Could you reproduce, unchanged, the lines of the material below from the line containing "recommendation-title[interactable]: Mix: Dr." to the line containing "short-title[interactable]: 🎎 Disney", including both?
======== Available records ========
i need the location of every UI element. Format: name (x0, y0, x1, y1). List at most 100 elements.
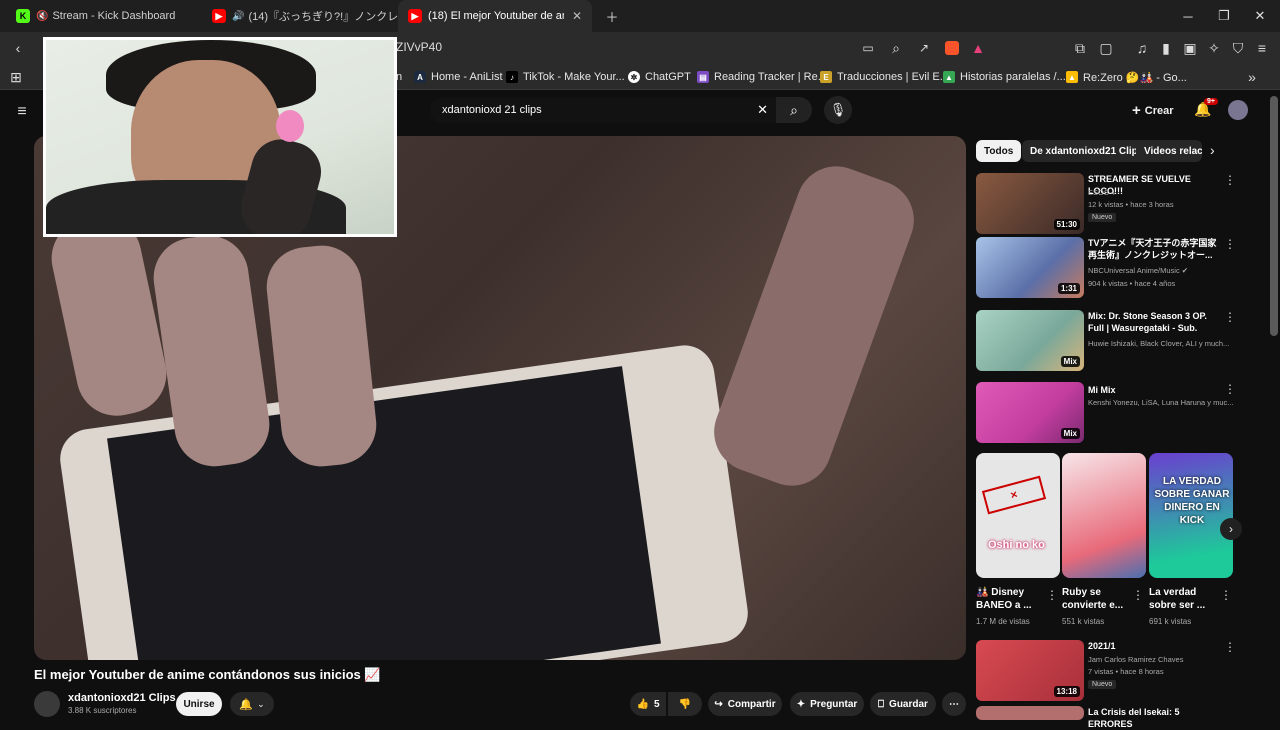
recommendation-title[interactable]: Mix: Dr. Stone Season 3 OP. Full | Wasur… (1088, 310, 1222, 336)
tab-youtube-op[interactable]: ▶ 🔊 (14)『ぶっちぎり?!』ノンクレジットオープ (202, 0, 398, 32)
more-icon: ⋯ (949, 698, 959, 710)
notifications-button[interactable]: 🔔 9+ (1194, 98, 1218, 118)
bookmark-rezero[interactable]: ▲ Re:Zero 🤔🎎 - Go... (1066, 68, 1187, 86)
cast-icon[interactable]: ▭ (854, 32, 882, 64)
like-button[interactable]: 👍 5 (630, 692, 666, 716)
channel-name[interactable]: xdantonioxd21 Clips (68, 692, 176, 704)
extensions-icon[interactable]: ⧉ (1066, 32, 1094, 64)
voice-search-button[interactable]: 🎙 (824, 96, 852, 124)
short-thumbnail[interactable]: Oshi no ko ✕ (976, 453, 1060, 578)
bookmark-tiktok[interactable]: ♪ TikTok - Make Your... (506, 68, 625, 86)
apps-grid-icon[interactable]: ⊞ (2, 61, 30, 93)
tab-youtube-active[interactable]: ▶ (18) El mejor Youtuber de anime ✕ (398, 0, 592, 32)
bookmark-historias[interactable]: ▲ Historias paralelas /... (943, 68, 1066, 86)
chip-all[interactable]: Todos (976, 140, 1022, 162)
like-count: 5 (653, 698, 660, 710)
chevron-right-icon[interactable]: › (1210, 142, 1215, 158)
recommendation-title[interactable]: La Crisis del Isekai: 5 ERRORES (1088, 706, 1222, 730)
channel-avatar[interactable] (34, 691, 60, 717)
bookmark-chatgpt[interactable]: ✲ ChatGPT (628, 68, 691, 86)
recommendation-channel[interactable]: ESOS 4 (1088, 188, 1238, 197)
translate-icon: E (820, 71, 832, 83)
video-thumbnail[interactable]: 13:18 (976, 640, 1084, 701)
brave-shield-icon[interactable] (938, 32, 966, 64)
search-button[interactable]: ⌕ (776, 97, 812, 123)
share-button[interactable]: ↪ Compartir (708, 692, 782, 716)
tab-search-icon[interactable]: ▢ (1092, 32, 1120, 64)
recommendation-item[interactable]: La Crisis del Isekai: 5 ERRORES (976, 706, 1266, 729)
tab-kick-dashboard[interactable]: K 🔇 Stream - Kick Dashboard (6, 0, 200, 32)
short-title[interactable]: 🎎 Disney BANEO a ... (976, 586, 1046, 612)
dislike-button[interactable]: 👎 (668, 692, 702, 716)
recommendation-channel[interactable]: Jam Carlos Ramirez Chaves (1088, 655, 1238, 664)
recommendation-item[interactable]: 51:30 STREAMER SE VUELVE LOCO!!! ESOS 4 … (976, 173, 1266, 237)
zoom-icon[interactable]: ⌕ (882, 32, 910, 64)
url-text[interactable]: ZIVvP40 (396, 40, 442, 54)
recommendation-title[interactable]: Mi Mix (1088, 384, 1222, 396)
thumbs-down-icon: 👎 (678, 698, 692, 710)
more-options-icon[interactable]: ⋮ (1132, 588, 1144, 602)
bookmark-traducciones[interactable]: E Traducciones | Evil E... (820, 68, 949, 86)
recommendation-item[interactable]: 13:18 2021/1 Jam Carlos Ramirez Chaves 7… (976, 640, 1266, 704)
bell-icon: 🔔 (239, 698, 254, 711)
video-thumbnail[interactable]: Mix (976, 382, 1084, 443)
video-thumbnail[interactable]: 51:30 (976, 173, 1084, 234)
short-views: 691 k vistas (1149, 617, 1192, 626)
recommendation-channel[interactable]: NBCUniversal Anime/Music ✔ (1088, 266, 1238, 275)
save-button[interactable]: ⎕ Guardar (870, 692, 936, 716)
stamp-graphic: ✕ (981, 475, 1047, 515)
brave-rewards-icon[interactable]: ▲ (964, 32, 992, 64)
close-window-button[interactable]: ✕ (1242, 0, 1278, 32)
video-thumbnail[interactable] (976, 706, 1084, 720)
more-options-icon[interactable]: ⋮ (1224, 382, 1236, 396)
video-thumbnail[interactable]: 1:31 (976, 237, 1084, 298)
more-options-icon[interactable]: ⋮ (1224, 310, 1236, 324)
minimize-button[interactable]: ─ (1170, 0, 1206, 32)
short-thumbnail[interactable] (1062, 453, 1146, 578)
menu-icon[interactable]: ≡ (1248, 32, 1276, 64)
video-thumbnail[interactable]: Mix (976, 310, 1084, 371)
tiktok-icon: ♪ (506, 71, 518, 83)
ask-button[interactable]: ✦ Preguntar (790, 692, 864, 716)
more-bookmarks-icon[interactable]: » (1238, 61, 1266, 93)
short-thumbnail[interactable]: LA VERDAD SOBRE GANAR DINERO EN KICK (1149, 453, 1233, 578)
recommendation-item[interactable]: Mix Mi Mix Kenshi Yonezu, LiSA, Luna Har… (976, 382, 1266, 446)
bookmark-anilist[interactable]: A Home - AniList (414, 68, 503, 86)
recommendation-item[interactable]: Mix Mix: Dr. Stone Season 3 OP. Full | W… (976, 310, 1266, 374)
maximize-button[interactable]: ❐ (1206, 0, 1242, 32)
recommendation-channel[interactable]: Huwie Ishizaki, Black Clover, ALI y much… (1088, 339, 1238, 348)
ask-label: Preguntar (810, 698, 858, 710)
join-button[interactable]: Unirse (176, 692, 222, 716)
bookmark-label: Re:Zero 🤔🎎 - Go... (1083, 71, 1187, 84)
create-button[interactable]: + Crear (1132, 102, 1174, 119)
short-views: 551 k vistas (1062, 617, 1105, 626)
more-options-icon[interactable]: ⋮ (1046, 588, 1058, 602)
back-icon[interactable]: ‹ (4, 32, 32, 64)
recommendation-title[interactable]: 2021/1 (1088, 640, 1222, 652)
chatgpt-icon: ✲ (628, 71, 640, 83)
recommendation-title[interactable]: TVアニメ『天才王子の赤字国家再生術』ノンクレジットオー... (1088, 237, 1222, 261)
close-tab-icon[interactable]: ✕ (564, 9, 582, 23)
user-avatar[interactable] (1228, 100, 1248, 120)
bookmark-reading-tracker[interactable]: ▤ Reading Tracker | Re... (697, 68, 827, 86)
chip-from-channel[interactable]: De xdantonioxd21 Clips (1022, 140, 1152, 162)
shorts-next-button[interactable]: › (1220, 518, 1242, 540)
subscription-bell-button[interactable]: 🔔 ⌄ (230, 692, 274, 716)
new-tab-button[interactable]: ＋ (594, 0, 630, 32)
clear-search-icon[interactable]: ✕ (757, 102, 768, 118)
recommendation-channel[interactable]: Kenshi Yonezu, LiSA, Luna Haruna y muc..… (1088, 398, 1238, 407)
more-actions-button[interactable]: ⋯ (942, 692, 966, 716)
share-label: Compartir (727, 698, 776, 710)
chip-related[interactable]: Videos relacio (1136, 140, 1202, 162)
more-options-icon[interactable]: ⋮ (1224, 237, 1236, 251)
share-icon[interactable]: ↗ (910, 32, 938, 64)
more-options-icon[interactable]: ⋮ (1220, 588, 1232, 602)
page-scrollbar[interactable] (1270, 96, 1278, 336)
more-options-icon[interactable]: ⋮ (1224, 173, 1236, 187)
search-input[interactable]: xdantonioxd 21 clips ✕ (430, 97, 776, 123)
hamburger-menu-icon[interactable]: ≡ (8, 96, 36, 128)
recommendation-item[interactable]: 1:31 TVアニメ『天才王子の赤字国家再生術』ノンクレジットオー... NBC… (976, 237, 1266, 301)
more-options-icon[interactable]: ⋮ (1224, 640, 1236, 654)
short-title[interactable]: La verdad sobre ser ... (1149, 586, 1219, 612)
short-title[interactable]: Ruby se convierte e... (1062, 586, 1132, 612)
========
Answer =
recommendation-title[interactable]: Mix: Dr. Stone Season 3 OP. Full | Wasur… (1088, 310, 1222, 336)
tab-youtube-op[interactable]: ▶ 🔊 (14)『ぶっちぎり?!』ノンクレジットオープ (202, 0, 398, 32)
more-icon: ⋯ (949, 698, 959, 710)
notifications-button[interactable]: 🔔 9+ (1194, 98, 1218, 118)
bookmark-rezero[interactable]: ▲ Re:Zero 🤔🎎 - Go... (1066, 68, 1187, 86)
cast-icon[interactable]: ▭ (854, 32, 882, 64)
like-button[interactable]: 👍 5 (630, 692, 666, 716)
channel-name[interactable]: xdantonioxd21 Clips (68, 692, 176, 704)
extensions-icon[interactable]: ⧉ (1066, 32, 1094, 64)
voice-search-button[interactable]: 🎙 (824, 96, 852, 124)
short-thumbnail[interactable]: Oshi no ko ✕ (976, 453, 1060, 578)
bookmark-tiktok[interactable]: ♪ TikTok - Make Your... (506, 68, 625, 86)
apps-grid-icon[interactable]: ⊞ (2, 61, 30, 93)
tab-youtube-active[interactable]: ▶ (18) El mejor Youtuber de anime ✕ (398, 0, 592, 32)
bookmark-historias[interactable]: ▲ Historias paralelas /... (943, 68, 1066, 86)
chip-all[interactable]: Todos (976, 140, 1022, 162)
like-count: 5 (653, 698, 660, 710)
chevron-right-icon[interactable]: › (1210, 142, 1215, 158)
recommendation-title[interactable]: La Crisis del Isekai: 5 ERRORES (1088, 706, 1222, 730)
channel-avatar[interactable] (34, 691, 60, 717)
bookmark-chatgpt[interactable]: ✲ ChatGPT (628, 68, 691, 86)
recommendation-channel[interactable]: ESOS 4 (1088, 188, 1238, 197)
translate-icon: E (820, 71, 832, 83)
video-thumbnail[interactable]: 13:18 (976, 640, 1084, 701)
brave-shield-icon[interactable] (938, 32, 966, 64)
search-button[interactable]: ⌕ (776, 97, 812, 123)
share-button[interactable]: ↪ Compartir (708, 692, 782, 716)
tab-search-icon[interactable]: ▢ (1092, 32, 1120, 64)
recommendation-item[interactable]: La Crisis del Isekai: 5 ERRORES (976, 706, 1266, 729)
tab-kick-dashboard[interactable]: K 🔇 Stream - Kick Dashboard (6, 0, 200, 32)
short-title[interactable]: 🎎 Disney BANEO a ... (976, 586, 1046, 612)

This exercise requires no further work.